● Written problem:
Extract every record, keeping each one exactly as it is.

● The data:

- - - - - - -

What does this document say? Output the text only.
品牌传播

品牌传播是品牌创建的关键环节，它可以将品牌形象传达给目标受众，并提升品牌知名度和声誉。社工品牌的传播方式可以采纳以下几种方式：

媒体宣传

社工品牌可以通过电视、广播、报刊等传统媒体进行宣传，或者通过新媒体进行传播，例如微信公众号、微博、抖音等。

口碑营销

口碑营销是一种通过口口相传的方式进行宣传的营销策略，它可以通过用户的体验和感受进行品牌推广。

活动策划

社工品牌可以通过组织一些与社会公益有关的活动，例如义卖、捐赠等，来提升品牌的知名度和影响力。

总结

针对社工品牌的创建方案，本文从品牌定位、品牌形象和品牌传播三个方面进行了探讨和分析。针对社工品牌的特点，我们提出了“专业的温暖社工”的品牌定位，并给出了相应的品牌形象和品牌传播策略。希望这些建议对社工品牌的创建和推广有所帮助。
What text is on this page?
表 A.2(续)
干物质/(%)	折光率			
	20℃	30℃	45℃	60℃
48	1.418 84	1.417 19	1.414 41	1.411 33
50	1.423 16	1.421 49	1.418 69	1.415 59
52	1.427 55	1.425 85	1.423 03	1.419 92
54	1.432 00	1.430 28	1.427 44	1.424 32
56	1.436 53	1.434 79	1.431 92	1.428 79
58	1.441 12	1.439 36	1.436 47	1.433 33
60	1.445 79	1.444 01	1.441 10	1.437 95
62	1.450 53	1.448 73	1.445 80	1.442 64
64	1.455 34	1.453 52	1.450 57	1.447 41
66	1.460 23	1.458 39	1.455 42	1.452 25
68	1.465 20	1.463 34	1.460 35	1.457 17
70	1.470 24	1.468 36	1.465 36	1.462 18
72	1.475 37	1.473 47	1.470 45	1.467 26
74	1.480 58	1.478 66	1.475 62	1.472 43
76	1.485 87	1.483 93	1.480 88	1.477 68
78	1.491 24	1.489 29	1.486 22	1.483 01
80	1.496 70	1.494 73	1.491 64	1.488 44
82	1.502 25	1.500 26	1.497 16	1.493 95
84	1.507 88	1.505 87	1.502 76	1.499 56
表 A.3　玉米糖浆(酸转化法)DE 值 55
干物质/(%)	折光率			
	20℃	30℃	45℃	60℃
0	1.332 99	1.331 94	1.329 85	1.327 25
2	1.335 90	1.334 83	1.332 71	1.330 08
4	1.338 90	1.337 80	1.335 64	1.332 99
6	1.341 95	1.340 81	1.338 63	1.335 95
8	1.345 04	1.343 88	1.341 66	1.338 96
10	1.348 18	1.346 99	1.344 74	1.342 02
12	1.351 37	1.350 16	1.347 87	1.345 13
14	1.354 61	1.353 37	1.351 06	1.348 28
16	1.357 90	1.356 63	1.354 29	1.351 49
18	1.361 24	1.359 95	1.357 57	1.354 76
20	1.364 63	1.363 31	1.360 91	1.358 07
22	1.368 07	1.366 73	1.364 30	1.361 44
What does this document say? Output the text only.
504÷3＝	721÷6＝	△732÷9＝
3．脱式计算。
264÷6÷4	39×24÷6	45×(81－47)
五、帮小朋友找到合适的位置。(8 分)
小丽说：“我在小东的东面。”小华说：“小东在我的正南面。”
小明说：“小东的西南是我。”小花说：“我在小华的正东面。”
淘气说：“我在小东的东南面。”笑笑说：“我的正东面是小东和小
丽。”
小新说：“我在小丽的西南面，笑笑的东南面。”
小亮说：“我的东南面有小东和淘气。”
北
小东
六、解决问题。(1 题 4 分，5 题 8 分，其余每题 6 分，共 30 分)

- - - - - - -

● Exercise result:
What does this document say? Output the text only.
品牌传播

品牌传播是品牌创建的关键环节，它可以将品牌形象传达给目标受众，并提升品牌知名度和声誉。社工品牌的传播方式可以采纳以下几种方式：

媒体宣传

社工品牌可以通过电视、广播、报刊等传统媒体进行宣传，或者通过新媒体进行传播，例如微信公众号、微博、抖音等。

口碑营销

口碑营销是一种通过口口相传的方式进行宣传的营销策略，它可以通过用户的体验和感受进行品牌推广。

活动策划

社工品牌可以通过组织一些与社会公益有关的活动，例如义卖、捐赠等，来提升品牌的知名度和影响力。

总结

针对社工品牌的创建方案，本文从品牌定位、品牌形象和品牌传播三个方面进行了探讨和分析。针对社工品牌的特点，我们提出了“专业的温暖社工”的品牌定位，并给出了相应的品牌形象和品牌传播策略。希望这些建议对社工品牌的创建和推广有所帮助。
What text is on this page?
表 A.2(续)
干物质/(%)	折光率			
	20℃	30℃	45℃	60℃
48	1.418 84	1.417 19	1.414 41	1.411 33
50	1.423 16	1.421 49	1.418 69	1.415 59
52	1.427 55	1.425 85	1.423 03	1.419 92
54	1.432 00	1.430 28	1.427 44	1.424 32
56	1.436 53	1.434 79	1.431 92	1.428 79
58	1.441 12	1.439 36	1.436 47	1.433 33
60	1.445 79	1.444 01	1.441 10	1.437 95
62	1.450 53	1.448 73	1.445 80	1.442 64
64	1.455 34	1.453 52	1.450 57	1.447 41
66	1.460 23	1.458 39	1.455 42	1.452 25
68	1.465 20	1.463 34	1.460 35	1.457 17
70	1.470 24	1.468 36	1.465 36	1.462 18
72	1.475 37	1.473 47	1.470 45	1.467 26
74	1.480 58	1.478 66	1.475 62	1.472 43
76	1.485 87	1.483 93	1.480 88	1.477 68
78	1.491 24	1.489 29	1.486 22	1.483 01
80	1.496 70	1.494 73	1.491 64	1.488 44
82	1.502 25	1.500 26	1.497 16	1.493 95
84	1.507 88	1.505 87	1.502 76	1.499 56
表 A.3　玉米糖浆(酸转化法)DE 值 55
干物质/(%)	折光率			
	20℃	30℃	45℃	60℃
0	1.332 99	1.331 94	1.329 85	1.327 25
2	1.335 90	1.334 83	1.332 71	1.330 08
4	1.338 90	1.337 80	1.335 64	1.332 99
6	1.341 95	1.340 81	1.338 63	1.335 95
8	1.345 04	1.343 88	1.341 66	1.338 96
10	1.348 18	1.346 99	1.344 74	1.342 02
12	1.351 37	1.350 16	1.347 87	1.345 13
14	1.354 61	1.353 37	1.351 06	1.348 28
16	1.357 90	1.356 63	1.354 29	1.351 49
18	1.361 24	1.359 95	1.357 57	1.354 76
20	1.364 63	1.363 31	1.360 91	1.358 07
22	1.368 07	1.366 73	1.364 30	1.361 44
What does this document say? Output the text only.
504÷3＝	721÷6＝	△732÷9＝
3．脱式计算。
264÷6÷4	39×24÷6	45×(81－47)
五、帮小朋友找到合适的位置。(8 分)
小丽说：“我在小东的东面。”小华说：“小东在我的正南面。”
小明说：“小东的西南是我。”小花说：“我在小华的正东面。”
淘气说：“我在小东的东南面。”笑笑说：“我的正东面是小东和小
丽。”
小新说：“我在小丽的西南面，笑笑的东南面。”
小亮说：“我的东南面有小东和淘气。”
北
小东
六、解决问题。(1 题 4 分，5 题 8 分，其余每题 6 分，共 30 分)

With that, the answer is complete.